**Task statement:** Set out every line bearing the string "provoquant".

**Data supplied:**
※
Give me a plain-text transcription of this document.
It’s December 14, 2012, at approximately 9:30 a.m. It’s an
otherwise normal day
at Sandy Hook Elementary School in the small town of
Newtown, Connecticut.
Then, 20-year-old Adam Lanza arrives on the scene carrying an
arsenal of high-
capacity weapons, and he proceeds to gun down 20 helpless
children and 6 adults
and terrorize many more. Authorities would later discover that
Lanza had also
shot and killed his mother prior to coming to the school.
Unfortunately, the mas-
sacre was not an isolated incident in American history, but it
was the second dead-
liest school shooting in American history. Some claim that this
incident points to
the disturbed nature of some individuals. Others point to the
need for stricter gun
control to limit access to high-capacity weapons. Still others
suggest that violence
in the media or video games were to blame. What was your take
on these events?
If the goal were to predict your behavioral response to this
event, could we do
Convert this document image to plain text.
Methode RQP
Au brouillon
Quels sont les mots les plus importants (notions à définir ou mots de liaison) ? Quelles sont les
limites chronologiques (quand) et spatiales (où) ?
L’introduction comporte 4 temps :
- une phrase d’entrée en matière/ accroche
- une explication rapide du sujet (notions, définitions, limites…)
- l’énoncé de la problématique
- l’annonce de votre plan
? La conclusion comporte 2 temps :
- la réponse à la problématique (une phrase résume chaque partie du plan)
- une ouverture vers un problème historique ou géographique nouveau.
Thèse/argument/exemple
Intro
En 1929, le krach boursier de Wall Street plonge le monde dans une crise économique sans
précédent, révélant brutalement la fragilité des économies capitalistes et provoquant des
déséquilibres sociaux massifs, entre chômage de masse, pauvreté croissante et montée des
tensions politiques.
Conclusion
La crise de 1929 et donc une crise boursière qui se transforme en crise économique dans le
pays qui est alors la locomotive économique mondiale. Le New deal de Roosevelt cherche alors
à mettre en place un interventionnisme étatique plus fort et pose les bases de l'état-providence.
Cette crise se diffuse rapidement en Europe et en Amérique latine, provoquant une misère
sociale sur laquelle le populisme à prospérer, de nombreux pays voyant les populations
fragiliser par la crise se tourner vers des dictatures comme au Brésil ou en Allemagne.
※
**Answer below:**
précédent, révélant brutalement la fragilité des économies capitalistes et provoquant des
Cette crise se diffuse rapidement en Europe et en Amérique latine, provoquant une misère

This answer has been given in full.